Stored entries
[start]
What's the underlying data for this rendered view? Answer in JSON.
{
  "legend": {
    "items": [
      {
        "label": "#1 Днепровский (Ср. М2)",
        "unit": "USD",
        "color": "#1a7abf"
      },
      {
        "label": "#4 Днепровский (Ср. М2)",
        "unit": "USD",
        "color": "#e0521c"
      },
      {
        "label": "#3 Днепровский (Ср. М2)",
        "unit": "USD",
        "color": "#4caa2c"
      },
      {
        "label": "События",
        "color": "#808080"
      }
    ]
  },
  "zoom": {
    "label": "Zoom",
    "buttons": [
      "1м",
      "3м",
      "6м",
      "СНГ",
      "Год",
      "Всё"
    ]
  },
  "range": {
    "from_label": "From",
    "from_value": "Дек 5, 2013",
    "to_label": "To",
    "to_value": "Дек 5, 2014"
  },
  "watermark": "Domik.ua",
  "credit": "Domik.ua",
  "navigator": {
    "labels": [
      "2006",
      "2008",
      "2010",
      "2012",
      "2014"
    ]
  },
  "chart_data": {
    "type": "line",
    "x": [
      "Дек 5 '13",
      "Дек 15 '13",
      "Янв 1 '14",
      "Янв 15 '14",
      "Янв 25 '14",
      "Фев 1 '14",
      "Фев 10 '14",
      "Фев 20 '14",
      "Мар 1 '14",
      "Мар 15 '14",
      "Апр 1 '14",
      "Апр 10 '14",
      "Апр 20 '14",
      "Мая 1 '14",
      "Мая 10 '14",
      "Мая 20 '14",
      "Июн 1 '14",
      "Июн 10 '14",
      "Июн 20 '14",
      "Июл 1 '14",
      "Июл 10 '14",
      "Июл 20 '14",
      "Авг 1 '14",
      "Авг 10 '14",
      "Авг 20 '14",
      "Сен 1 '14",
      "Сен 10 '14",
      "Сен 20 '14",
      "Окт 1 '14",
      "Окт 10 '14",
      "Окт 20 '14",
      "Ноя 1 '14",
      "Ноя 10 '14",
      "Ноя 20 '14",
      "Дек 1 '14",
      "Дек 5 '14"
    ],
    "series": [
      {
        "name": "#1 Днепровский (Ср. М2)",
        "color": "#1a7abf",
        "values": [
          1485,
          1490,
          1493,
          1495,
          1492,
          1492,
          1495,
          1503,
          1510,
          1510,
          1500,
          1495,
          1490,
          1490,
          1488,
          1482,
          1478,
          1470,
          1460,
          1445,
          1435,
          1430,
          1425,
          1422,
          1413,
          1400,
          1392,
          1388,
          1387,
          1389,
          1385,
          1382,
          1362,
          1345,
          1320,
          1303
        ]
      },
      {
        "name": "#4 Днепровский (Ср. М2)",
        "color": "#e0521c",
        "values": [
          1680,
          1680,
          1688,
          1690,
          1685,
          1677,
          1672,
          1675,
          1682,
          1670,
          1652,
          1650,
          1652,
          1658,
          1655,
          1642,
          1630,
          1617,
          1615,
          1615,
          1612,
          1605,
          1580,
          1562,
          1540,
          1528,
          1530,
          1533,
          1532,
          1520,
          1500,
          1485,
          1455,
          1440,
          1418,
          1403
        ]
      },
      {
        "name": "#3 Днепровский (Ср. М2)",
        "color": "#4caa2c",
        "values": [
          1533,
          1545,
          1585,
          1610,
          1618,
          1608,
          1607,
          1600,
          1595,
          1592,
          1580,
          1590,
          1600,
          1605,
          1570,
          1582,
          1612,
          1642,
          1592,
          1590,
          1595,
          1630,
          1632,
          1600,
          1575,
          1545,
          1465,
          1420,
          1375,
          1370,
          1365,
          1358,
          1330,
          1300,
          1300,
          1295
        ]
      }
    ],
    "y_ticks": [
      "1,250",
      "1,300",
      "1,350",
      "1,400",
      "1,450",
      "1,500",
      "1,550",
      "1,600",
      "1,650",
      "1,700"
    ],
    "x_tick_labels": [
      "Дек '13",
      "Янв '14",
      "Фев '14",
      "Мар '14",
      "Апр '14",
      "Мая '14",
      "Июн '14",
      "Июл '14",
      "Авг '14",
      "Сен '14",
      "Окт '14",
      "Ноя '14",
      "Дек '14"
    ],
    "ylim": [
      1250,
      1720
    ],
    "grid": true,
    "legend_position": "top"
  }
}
[end]
EXERCISE DESCRIPTION: Pull out each record as written and restate it exactly.

THE RESULT:
What's the underlying data for this rendered view? Answer in JSON.
{
  "legend": {
    "items": [
      {
        "label": "#1 Днепровский (Ср. М2)",
        "unit": "USD",
        "color": "#1a7abf"
      },
      {
        "label": "#4 Днепровский (Ср. М2)",
        "unit": "USD",
        "color": "#e0521c"
      },
      {
        "label": "#3 Днепровский (Ср. М2)",
        "unit": "USD",
        "color": "#4caa2c"
      },
      {
        "label": "События",
        "color": "#808080"
      }
    ]
  },
  "zoom": {
    "label": "Zoom",
    "buttons": [
      "1м",
      "3м",
      "6м",
      "СНГ",
      "Год",
      "Всё"
    ]
  },
  "range": {
    "from_label": "From",
    "from_value": "Дек 5, 2013",
    "to_label": "To",
    "to_value": "Дек 5, 2014"
  },
  "watermark": "Domik.ua",
  "credit": "Domik.ua",
  "navigator": {
    "labels": [
      "2006",
      "2008",
      "2010",
      "2012",
      "2014"
    ]
  },
  "chart_data": {
    "type": "line",
    "x": [
      "Дек 5 '13",
      "Дек 15 '13",
      "Янв 1 '14",
      "Янв 15 '14",
      "Янв 25 '14",
      "Фев 1 '14",
      "Фев 10 '14",
      "Фев 20 '14",
      "Мар 1 '14",
      "Мар 15 '14",
      "Апр 1 '14",
      "Апр 10 '14",
      "Апр 20 '14",
      "Мая 1 '14",
      "Мая 10 '14",
      "Мая 20 '14",
      "Июн 1 '14",
      "Июн 10 '14",
      "Июн 20 '14",
      "Июл 1 '14",
      "Июл 10 '14",
      "Июл 20 '14",
      "Авг 1 '14",
      "Авг 10 '14",
      "Авг 20 '14",
      "Сен 1 '14",
      "Сен 10 '14",
      "Сен 20 '14",
      "Окт 1 '14",
      "Окт 10 '14",
      "Окт 20 '14",
      "Ноя 1 '14",
      "Ноя 10 '14",
      "Ноя 20 '14",
      "Дек 1 '14",
      "Дек 5 '14"
    ],
    "series": [
      {
        "name": "#1 Днепровский (Ср. М2)",
        "color": "#1a7abf",
        "values": [
          1485,
          1490,
          1493,
          1495,
          1492,
          1492,
          1495,
          1503,
          1510,
          1510,
          1500,
          1495,
          1490,
          1490,
          1488,
          1482,
          1478,
          1470,
          1460,
          1445,
          1435,
          1430,
          1425,
          1422,
          1413,
          1400,
          1392,
          1388,
          1387,
          1389,
          1385,
          1382,
          1362,
          1345,
          1320,
          1303
        ]
      },
      {
        "name": "#4 Днепровский (Ср. М2)",
        "color": "#e0521c",
        "values": [
          1680,
          1680,
          1688,
          1690,
          1685,
          1677,
          1672,
          1675,
          1682,
          1670,
          1652,
          1650,
          1652,
          1658,
          1655,
          1642,
          1630,
          1617,
          1615,
          1615,
          1612,
          1605,
          1580,
          1562,
          1540,
          1528,
          1530,
          1533,
          1532,
          1520,
          1500,
          1485,
          1455,
          1440,
          1418,
          1403
        ]
      },
      {
        "name": "#3 Днепровский (Ср. М2)",
        "color": "#4caa2c",
        "values": [
          1533,
          1545,
          1585,
          1610,
          1618,
          1608,
          1607,
          1600,
          1595,
          1592,
          1580,
          1590,
          1600,
          1605,
          1570,
          1582,
          1612,
          1642,
          1592,
          1590,
          1595,
          1630,
          1632,
          1600,
          1575,
          1545,
          1465,
          1420,
          1375,
          1370,
          1365,
          1358,
          1330,
          1300,
          1300,
          1295
        ]
      }
    ],
    "y_ticks": [
      "1,250",
      "1,300",
      "1,350",
      "1,400",
      "1,450",
      "1,500",
      "1,550",
      "1,600",
      "1,650",
      "1,700"
    ],
    "x_tick_labels": [
      "Дек '13",
      "Янв '14",
      "Фев '14",
      "Мар '14",
      "Апр '14",
      "Мая '14",
      "Июн '14",
      "Июл '14",
      "Авг '14",
      "Сен '14",
      "Окт '14",
      "Ноя '14",
      "Дек '14"
    ],
    "ylim": [
      1250,
      1720
    ],
    "grid": true,
    "legend_position": "top"
  }
}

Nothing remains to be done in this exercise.